**YOUR GOAL:**
Set down each line of the data below exactly as it stands, dropping the pictures.

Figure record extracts
════════════════

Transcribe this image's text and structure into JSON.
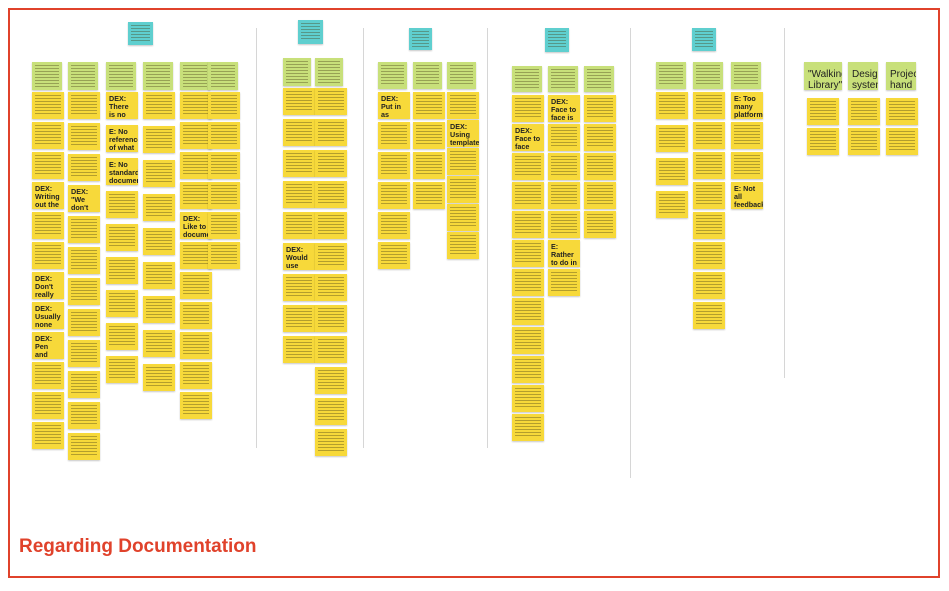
{
  "board": {
    "title": "Regarding Documentation",
    "accent_color": "#e0422b",
    "note_colors": {
      "yellow": "#f7d93a",
      "green": "#c8e07a",
      "teal": "#5fcfcf"
    }
  },
  "readable_notes": {
    "n1": "DEX: Writing out the foundation first and the specific",
    "n2": "DEX: \"We don't have much time for versions\"",
    "n3": "DEX: Don't really digitize the pen & paper notes",
    "n4": "DEX: Usually none taken on agentas docs",
    "n5": "DEX: Pen and paper preferred way to note",
    "n6": "DEX: There is no forum confusing offline",
    "n7": "E: No reference of what should be documented",
    "n8": "E: No standard documentation process",
    "n9": "DEX: Like to document visually",
    "n10": "DEX: Put in as many scenarios as possible",
    "n11": "DEX: Using templates for visual results",
    "n12": "DEX: Face to face meetings is frequently",
    "n13": "DEX: Face to face is more superior",
    "n14": "E: Rather to do in person and get all at once",
    "n15": "E: Too many platforms to access being used",
    "n16": "E: Not all feedback was accounted for",
    "n17": "DEX: Would use Dropbox for the sharing",
    "label1": "\"Walking Library\"",
    "label2": "Design system",
    "label3": "Project hand over"
  }
}
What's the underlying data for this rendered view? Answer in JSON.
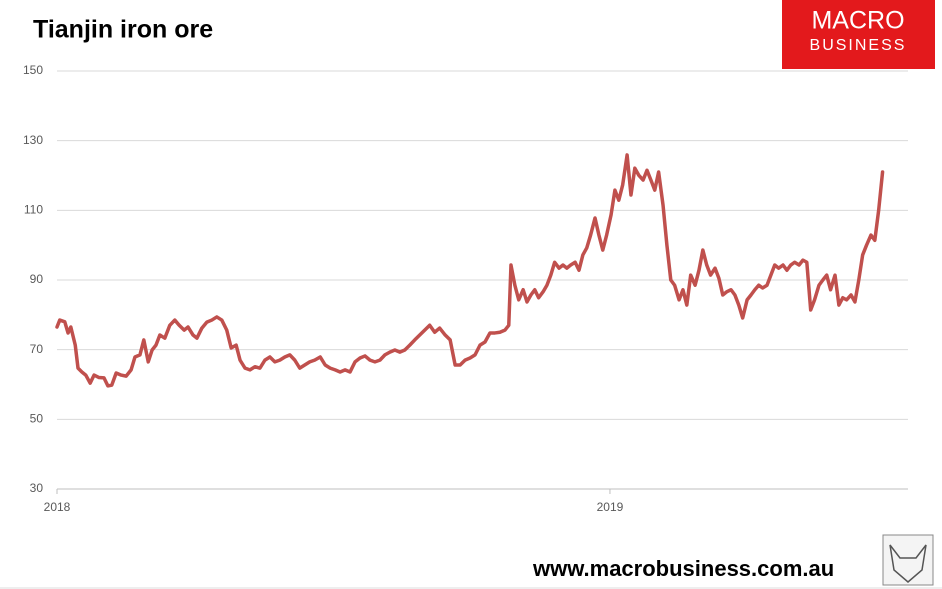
{
  "chart_data": {
    "type": "line",
    "title": "Tianjin iron ore",
    "color": "#c0504d",
    "grid": true,
    "xlim": [
      2018,
      2019.539
    ],
    "xticks": [
      2018,
      2019
    ],
    "ylim": [
      30,
      150
    ],
    "yticks": [
      30,
      50,
      70,
      90,
      110,
      130,
      150
    ],
    "x": [
      2018,
      2018.005,
      2018.014,
      2018.02,
      2018.025,
      2018.033,
      2018.038,
      2018.045,
      2018.052,
      2018.06,
      2018.067,
      2018.076,
      2018.085,
      2018.092,
      2018.099,
      2018.107,
      2018.116,
      2018.125,
      2018.134,
      2018.141,
      2018.15,
      2018.157,
      2018.165,
      2018.172,
      2018.179,
      2018.186,
      2018.195,
      2018.204,
      2018.213,
      2018.221,
      2018.23,
      2018.237,
      2018.246,
      2018.253,
      2018.262,
      2018.271,
      2018.28,
      2018.289,
      2018.298,
      2018.307,
      2018.315,
      2018.324,
      2018.331,
      2018.34,
      2018.349,
      2018.358,
      2018.367,
      2018.376,
      2018.385,
      2018.394,
      2018.403,
      2018.412,
      2018.421,
      2018.43,
      2018.439,
      2018.448,
      2018.457,
      2018.466,
      2018.476,
      2018.485,
      2018.494,
      2018.503,
      2018.512,
      2018.521,
      2018.53,
      2018.539,
      2018.548,
      2018.557,
      2018.566,
      2018.575,
      2018.584,
      2018.593,
      2018.602,
      2018.611,
      2018.62,
      2018.629,
      2018.638,
      2018.647,
      2018.656,
      2018.665,
      2018.674,
      2018.683,
      2018.692,
      2018.702,
      2018.711,
      2018.72,
      2018.729,
      2018.738,
      2018.747,
      2018.756,
      2018.765,
      2018.774,
      2018.783,
      2018.792,
      2018.801,
      2018.81,
      2018.817,
      2018.821,
      2018.828,
      2018.835,
      2018.843,
      2018.85,
      2018.857,
      2018.864,
      2018.871,
      2018.879,
      2018.886,
      2018.893,
      2018.9,
      2018.908,
      2018.915,
      2018.922,
      2018.929,
      2018.937,
      2018.944,
      2018.951,
      2018.958,
      2018.965,
      2018.973,
      2018.98,
      2018.987,
      2018.994,
      2019.002,
      2019.009,
      2019.016,
      2019.023,
      2019.031,
      2019.038,
      2019.045,
      2019.052,
      2019.06,
      2019.067,
      2019.074,
      2019.081,
      2019.088,
      2019.096,
      2019.103,
      2019.11,
      2019.117,
      2019.125,
      2019.132,
      2019.139,
      2019.146,
      2019.154,
      2019.161,
      2019.168,
      2019.175,
      2019.182,
      2019.19,
      2019.197,
      2019.204,
      2019.211,
      2019.219,
      2019.226,
      2019.233,
      2019.24,
      2019.248,
      2019.255,
      2019.262,
      2019.269,
      2019.276,
      2019.284,
      2019.291,
      2019.298,
      2019.305,
      2019.313,
      2019.32,
      2019.327,
      2019.334,
      2019.342,
      2019.349,
      2019.356,
      2019.363,
      2019.37,
      2019.378,
      2019.385,
      2019.392,
      2019.399,
      2019.407,
      2019.414,
      2019.421,
      2019.428,
      2019.436,
      2019.443,
      2019.45,
      2019.457,
      2019.464,
      2019.472,
      2019.479,
      2019.486,
      2019.493
    ],
    "values": [
      76.5,
      78.5,
      78,
      74.8,
      76.5,
      71.3,
      64.7,
      63.6,
      62.7,
      60.4,
      62.7,
      62,
      61.9,
      59.6,
      59.8,
      63.3,
      62.7,
      62.4,
      64.2,
      67.9,
      68.5,
      72.8,
      66.5,
      69.9,
      71.3,
      74.2,
      73.3,
      77,
      78.5,
      77,
      75.6,
      76.5,
      74.2,
      73.3,
      76.2,
      77.9,
      78.5,
      79.4,
      78.5,
      75.6,
      70.5,
      71.3,
      67,
      64.7,
      64.2,
      65.1,
      64.7,
      67,
      67.9,
      66.5,
      67,
      67.9,
      68.5,
      67,
      64.7,
      65.6,
      66.5,
      67,
      67.9,
      65.6,
      64.7,
      64.2,
      63.6,
      64.2,
      63.6,
      66.5,
      67.6,
      68.2,
      67,
      66.5,
      67,
      68.5,
      69.3,
      69.9,
      69.3,
      69.9,
      71.3,
      72.8,
      74.2,
      75.6,
      77,
      75,
      76.2,
      74.2,
      72.8,
      65.6,
      65.6,
      67,
      67.6,
      68.5,
      71.3,
      72.2,
      74.8,
      74.8,
      75,
      75.6,
      77,
      94.3,
      88.5,
      84.3,
      87.2,
      83.7,
      85.7,
      87.2,
      84.9,
      86.6,
      88.5,
      91.4,
      95.1,
      93.4,
      94.3,
      93.4,
      94.3,
      95.1,
      92.8,
      97.2,
      99.2,
      102.9,
      107.8,
      102.9,
      98.6,
      102.9,
      108.7,
      115.8,
      112.9,
      117.3,
      125.9,
      114.4,
      122.1,
      120.1,
      118.7,
      121.5,
      118.7,
      115.8,
      121,
      111.5,
      100,
      90,
      88.5,
      84.3,
      87.2,
      82.8,
      91.4,
      88.5,
      92.8,
      98.6,
      94.3,
      91.4,
      93.4,
      90.5,
      85.7,
      86.6,
      87.2,
      85.7,
      82.8,
      79.1,
      84.3,
      85.7,
      87.2,
      88.5,
      87.7,
      88.5,
      91.4,
      94.3,
      93.4,
      94.3,
      92.8,
      94.3,
      95.1,
      94.3,
      95.7,
      95.1,
      81.4,
      84.3,
      88.5,
      90,
      91.4,
      87.2,
      91.4,
      82.8,
      84.9,
      84.3,
      85.7,
      83.7,
      90,
      97.2,
      100,
      102.9,
      101.4,
      110.1,
      121
    ]
  },
  "logo": {
    "top": "MACRO",
    "bottom": "BUSINESS"
  },
  "footer": "www.macrobusiness.com.au"
}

════════════════

**RESULT OF THIS TASK:**
Transcribe this image's text and structure into JSON.
{
  "board": {
    "title": "Regarding Documentation",
    "accent_color": "#e0422b",
    "note_colors": {
      "yellow": "#f7d93a",
      "green": "#c8e07a",
      "teal": "#5fcfcf"
    }
  },
  "readable_notes": {
    "n1": "DEX: Writing out the foundation first and the specific",
    "n2": "DEX: \"We don't have much time for versions\"",
    "n3": "DEX: Don't really digitize the pen & paper notes",
    "n4": "DEX: Usually none taken on agentas docs",
    "n5": "DEX: Pen and paper preferred way to note",
    "n6": "DEX: There is no forum confusing offline",
    "n7": "E: No reference of what should be documented",
    "n8": "E: No standard documentation process",
    "n9": "DEX: Like to document visually",
    "n10": "DEX: Put in as many scenarios as possible",
    "n11": "DEX: Using templates for visual results",
    "n12": "DEX: Face to face meetings is frequently",
    "n13": "DEX: Face to face is more superior",
    "n14": "E: Rather to do in person and get all at once",
    "n15": "E: Too many platforms to access being used",
    "n16": "E: Not all feedback was accounted for",
    "n17": "DEX: Would use Dropbox for the sharing",
    "label1": "\"Walking Library\"",
    "label2": "Design system",
    "label3": "Project hand over"
  }
}
What's the underlying data for this rendered view? Answer in JSON.
{
  "chart_data": {
    "type": "line",
    "title": "Tianjin iron ore",
    "color": "#c0504d",
    "grid": true,
    "xlim": [
      2018,
      2019.539
    ],
    "xticks": [
      2018,
      2019
    ],
    "ylim": [
      30,
      150
    ],
    "yticks": [
      30,
      50,
      70,
      90,
      110,
      130,
      150
    ],
    "x": [
      2018,
      2018.005,
      2018.014,
      2018.02,
      2018.025,
      2018.033,
      2018.038,
      2018.045,
      2018.052,
      2018.06,
      2018.067,
      2018.076,
      2018.085,
      2018.092,
      2018.099,
      2018.107,
      2018.116,
      2018.125,
      2018.134,
      2018.141,
      2018.15,
      2018.157,
      2018.165,
      2018.172,
      2018.179,
      2018.186,
      2018.195,
      2018.204,
      2018.213,
      2018.221,
      2018.23,
      2018.237,
      2018.246,
      2018.253,
      2018.262,
      2018.271,
      2018.28,
      2018.289,
      2018.298,
      2018.307,
      2018.315,
      2018.324,
      2018.331,
      2018.34,
      2018.349,
      2018.358,
      2018.367,
      2018.376,
      2018.385,
      2018.394,
      2018.403,
      2018.412,
      2018.421,
      2018.43,
      2018.439,
      2018.448,
      2018.457,
      2018.466,
      2018.476,
      2018.485,
      2018.494,
      2018.503,
      2018.512,
      2018.521,
      2018.53,
      2018.539,
      2018.548,
      2018.557,
      2018.566,
      2018.575,
      2018.584,
      2018.593,
      2018.602,
      2018.611,
      2018.62,
      2018.629,
      2018.638,
      2018.647,
      2018.656,
      2018.665,
      2018.674,
      2018.683,
      2018.692,
      2018.702,
      2018.711,
      2018.72,
      2018.729,
      2018.738,
      2018.747,
      2018.756,
      2018.765,
      2018.774,
      2018.783,
      2018.792,
      2018.801,
      2018.81,
      2018.817,
      2018.821,
      2018.828,
      2018.835,
      2018.843,
      2018.85,
      2018.857,
      2018.864,
      2018.871,
      2018.879,
      2018.886,
      2018.893,
      2018.9,
      2018.908,
      2018.915,
      2018.922,
      2018.929,
      2018.937,
      2018.944,
      2018.951,
      2018.958,
      2018.965,
      2018.973,
      2018.98,
      2018.987,
      2018.994,
      2019.002,
      2019.009,
      2019.016,
      2019.023,
      2019.031,
      2019.038,
      2019.045,
      2019.052,
      2019.06,
      2019.067,
      2019.074,
      2019.081,
      2019.088,
      2019.096,
      2019.103,
      2019.11,
      2019.117,
      2019.125,
      2019.132,
      2019.139,
      2019.146,
      2019.154,
      2019.161,
      2019.168,
      2019.175,
      2019.182,
      2019.19,
      2019.197,
      2019.204,
      2019.211,
      2019.219,
      2019.226,
      2019.233,
      2019.24,
      2019.248,
      2019.255,
      2019.262,
      2019.269,
      2019.276,
      2019.284,
      2019.291,
      2019.298,
      2019.305,
      2019.313,
      2019.32,
      2019.327,
      2019.334,
      2019.342,
      2019.349,
      2019.356,
      2019.363,
      2019.37,
      2019.378,
      2019.385,
      2019.392,
      2019.399,
      2019.407,
      2019.414,
      2019.421,
      2019.428,
      2019.436,
      2019.443,
      2019.45,
      2019.457,
      2019.464,
      2019.472,
      2019.479,
      2019.486,
      2019.493
    ],
    "values": [
      76.5,
      78.5,
      78,
      74.8,
      76.5,
      71.3,
      64.7,
      63.6,
      62.7,
      60.4,
      62.7,
      62,
      61.9,
      59.6,
      59.8,
      63.3,
      62.7,
      62.4,
      64.2,
      67.9,
      68.5,
      72.8,
      66.5,
      69.9,
      71.3,
      74.2,
      73.3,
      77,
      78.5,
      77,
      75.6,
      76.5,
      74.2,
      73.3,
      76.2,
      77.9,
      78.5,
      79.4,
      78.5,
      75.6,
      70.5,
      71.3,
      67,
      64.7,
      64.2,
      65.1,
      64.7,
      67,
      67.9,
      66.5,
      67,
      67.9,
      68.5,
      67,
      64.7,
      65.6,
      66.5,
      67,
      67.9,
      65.6,
      64.7,
      64.2,
      63.6,
      64.2,
      63.6,
      66.5,
      67.6,
      68.2,
      67,
      66.5,
      67,
      68.5,
      69.3,
      69.9,
      69.3,
      69.9,
      71.3,
      72.8,
      74.2,
      75.6,
      77,
      75,
      76.2,
      74.2,
      72.8,
      65.6,
      65.6,
      67,
      67.6,
      68.5,
      71.3,
      72.2,
      74.8,
      74.8,
      75,
      75.6,
      77,
      94.3,
      88.5,
      84.3,
      87.2,
      83.7,
      85.7,
      87.2,
      84.9,
      86.6,
      88.5,
      91.4,
      95.1,
      93.4,
      94.3,
      93.4,
      94.3,
      95.1,
      92.8,
      97.2,
      99.2,
      102.9,
      107.8,
      102.9,
      98.6,
      102.9,
      108.7,
      115.8,
      112.9,
      117.3,
      125.9,
      114.4,
      122.1,
      120.1,
      118.7,
      121.5,
      118.7,
      115.8,
      121,
      111.5,
      100,
      90,
      88.5,
      84.3,
      87.2,
      82.8,
      91.4,
      88.5,
      92.8,
      98.6,
      94.3,
      91.4,
      93.4,
      90.5,
      85.7,
      86.6,
      87.2,
      85.7,
      82.8,
      79.1,
      84.3,
      85.7,
      87.2,
      88.5,
      87.7,
      88.5,
      91.4,
      94.3,
      93.4,
      94.3,
      92.8,
      94.3,
      95.1,
      94.3,
      95.7,
      95.1,
      81.4,
      84.3,
      88.5,
      90,
      91.4,
      87.2,
      91.4,
      82.8,
      84.9,
      84.3,
      85.7,
      83.7,
      90,
      97.2,
      100,
      102.9,
      101.4,
      110.1,
      121
    ]
  },
  "logo": {
    "top": "MACRO",
    "bottom": "BUSINESS"
  },
  "footer": "www.macrobusiness.com.au"
}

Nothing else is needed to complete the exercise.